Format: AC-3, Blu-ray, DTS Surround Sound, NTSC, Subtitled, Widescreen
Language: English (DTS 5.1)
Subtitles: English, Spanish
Aspect Ratio: 1.78:1
Number of discs: 1
Rated: R (Restricted)
Studio: 20th Century Fox
Release Date: April 8, 2014
Run Time: 91 minutes
Saying that Bad Ass 2: Bad Asses is better than Bad Ass offers little promise of quality; enduring the small-stature bravado of Danny Trejo’s persona is far less believable when forced to watch him attempt to act. Never before have I longed so desperately for Robert Rodriguez to swoop in and make light of bad filmmaking and horrendously contrived melodrama. Trejo really never belongs in a leading role, unless it is a film which is based entirely upon a joke premise that allows him to revel in bad acting. Bad Asses is nowhere close to the Machete franchise, but at least throws logic and common sense away in the climactic sequences. The absolute absurdity makes these moments unbelievable and campy, and this is almost bad enough to save Bad Asses from itself and its stars.
The ‘based on a true story’ premise is tossed to the wind this time around, though this was little more than a jumping off point for the first movie anyway. Known for protecting the weak and helpless in his
community, Frank Vega (Trejo) runs a community center where he trains boxers.

****************************************

Written problem a: Put the records into a numbered list, leaving out blank lines, starting at the first line of the records and ending at the line that contains "vasectomy-illustration xyxy=(573,540,742,718)".

Saved data entries:
****************************************

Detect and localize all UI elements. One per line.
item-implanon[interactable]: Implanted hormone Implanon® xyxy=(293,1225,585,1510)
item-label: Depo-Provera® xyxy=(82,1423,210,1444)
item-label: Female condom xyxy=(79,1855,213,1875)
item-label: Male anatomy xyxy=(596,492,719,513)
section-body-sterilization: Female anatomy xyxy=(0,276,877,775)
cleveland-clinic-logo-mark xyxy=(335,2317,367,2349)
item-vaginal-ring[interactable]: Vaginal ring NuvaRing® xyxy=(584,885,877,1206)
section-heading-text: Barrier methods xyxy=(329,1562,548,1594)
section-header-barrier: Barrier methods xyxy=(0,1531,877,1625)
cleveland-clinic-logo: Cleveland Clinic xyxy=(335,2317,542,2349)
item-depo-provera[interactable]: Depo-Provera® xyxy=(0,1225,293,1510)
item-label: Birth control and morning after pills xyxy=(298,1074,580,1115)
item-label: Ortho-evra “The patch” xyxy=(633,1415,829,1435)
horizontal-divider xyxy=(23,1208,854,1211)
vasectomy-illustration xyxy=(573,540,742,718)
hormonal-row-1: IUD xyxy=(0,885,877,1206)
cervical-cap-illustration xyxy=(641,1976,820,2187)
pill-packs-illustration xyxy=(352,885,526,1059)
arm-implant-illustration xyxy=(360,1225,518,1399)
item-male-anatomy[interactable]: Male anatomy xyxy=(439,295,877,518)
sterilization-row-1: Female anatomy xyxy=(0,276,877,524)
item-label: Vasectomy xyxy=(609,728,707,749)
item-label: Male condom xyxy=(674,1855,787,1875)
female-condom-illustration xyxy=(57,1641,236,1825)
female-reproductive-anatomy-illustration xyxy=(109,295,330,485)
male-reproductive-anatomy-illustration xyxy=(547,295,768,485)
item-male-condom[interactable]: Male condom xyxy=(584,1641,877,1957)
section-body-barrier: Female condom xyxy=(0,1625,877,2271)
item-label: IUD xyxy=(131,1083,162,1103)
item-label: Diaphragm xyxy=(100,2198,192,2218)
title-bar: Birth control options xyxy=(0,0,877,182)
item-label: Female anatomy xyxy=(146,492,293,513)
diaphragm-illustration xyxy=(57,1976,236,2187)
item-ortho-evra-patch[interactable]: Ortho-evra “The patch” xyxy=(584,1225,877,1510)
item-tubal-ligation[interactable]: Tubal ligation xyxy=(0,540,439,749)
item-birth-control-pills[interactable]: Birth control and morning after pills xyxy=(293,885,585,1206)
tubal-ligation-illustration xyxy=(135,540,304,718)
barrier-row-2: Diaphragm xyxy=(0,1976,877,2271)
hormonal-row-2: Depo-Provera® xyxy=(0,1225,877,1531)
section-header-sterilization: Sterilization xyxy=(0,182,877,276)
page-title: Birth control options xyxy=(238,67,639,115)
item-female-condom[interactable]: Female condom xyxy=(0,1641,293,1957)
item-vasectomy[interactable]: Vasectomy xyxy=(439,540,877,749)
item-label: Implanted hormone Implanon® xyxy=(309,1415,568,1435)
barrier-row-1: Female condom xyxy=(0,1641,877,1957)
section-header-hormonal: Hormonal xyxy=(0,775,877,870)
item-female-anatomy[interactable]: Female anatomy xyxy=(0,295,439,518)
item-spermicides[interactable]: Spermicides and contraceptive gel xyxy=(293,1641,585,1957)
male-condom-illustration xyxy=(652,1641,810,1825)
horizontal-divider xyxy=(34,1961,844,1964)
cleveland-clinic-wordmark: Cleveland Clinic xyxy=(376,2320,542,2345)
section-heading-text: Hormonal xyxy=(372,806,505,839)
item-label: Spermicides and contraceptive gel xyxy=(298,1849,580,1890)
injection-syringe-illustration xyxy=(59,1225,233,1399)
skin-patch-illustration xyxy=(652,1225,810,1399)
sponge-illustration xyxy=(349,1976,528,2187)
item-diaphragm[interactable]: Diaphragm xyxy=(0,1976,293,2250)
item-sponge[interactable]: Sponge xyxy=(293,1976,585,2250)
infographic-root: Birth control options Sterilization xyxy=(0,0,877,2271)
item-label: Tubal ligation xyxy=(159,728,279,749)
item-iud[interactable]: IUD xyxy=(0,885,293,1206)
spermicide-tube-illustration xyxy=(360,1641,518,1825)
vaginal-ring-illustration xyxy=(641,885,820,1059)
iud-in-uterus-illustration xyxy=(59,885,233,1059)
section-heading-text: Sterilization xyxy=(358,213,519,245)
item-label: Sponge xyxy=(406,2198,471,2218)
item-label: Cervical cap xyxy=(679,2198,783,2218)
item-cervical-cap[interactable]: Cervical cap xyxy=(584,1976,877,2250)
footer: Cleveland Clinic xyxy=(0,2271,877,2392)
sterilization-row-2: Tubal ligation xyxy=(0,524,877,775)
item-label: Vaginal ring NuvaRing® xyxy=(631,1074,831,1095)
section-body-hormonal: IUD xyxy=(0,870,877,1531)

****************************************

Written problem b: Repeat the passage from the film review word for word, starting at "The ‘based on" and ending at "he trains boxers.".

Final answer a:
1. Detect and localize all UI elements. One per line.
2. item-implanon[interactable]: Implanted hormone Implanon® xyxy=(293,1225,585,1510)
3. item-label: Depo-Provera® xyxy=(82,1423,210,1444)
4. item-label: Female condom xyxy=(79,1855,213,1875)
5. item-label: Male anatomy xyxy=(596,492,719,513)
6. section-body-sterilization: Female anatomy xyxy=(0,276,877,775)
7. cleveland-clinic-logo-mark xyxy=(335,2317,367,2349)
8. item-vaginal-ring[interactable]: Vaginal ring NuvaRing® xyxy=(584,885,877,1206)
9. section-heading-text: Barrier methods xyxy=(329,1562,548,1594)
10. section-header-barrier: Barrier methods xyxy=(0,1531,877,1625)
11. cleveland-clinic-logo: Cleveland Clinic xyxy=(335,2317,542,2349)
12. item-depo-provera[interactable]: Depo-Provera® xyxy=(0,1225,293,1510)
13. item-label: Birth control and morning after pills xyxy=(298,1074,580,1115)
14. item-label: Ortho-evra “The patch” xyxy=(633,1415,829,1435)
15. horizontal-divider xyxy=(23,1208,854,1211)
16. vasectomy-illustration xyxy=(573,540,742,718)

Final answer b:
The ‘based on a true story’ premise is tossed to the wind this time around, though this was little more than a jumping off point for the first movie anyway. Known for protecting the weak and helpless in his
community, Frank Vega (Trejo) runs a community center where he trains boxers.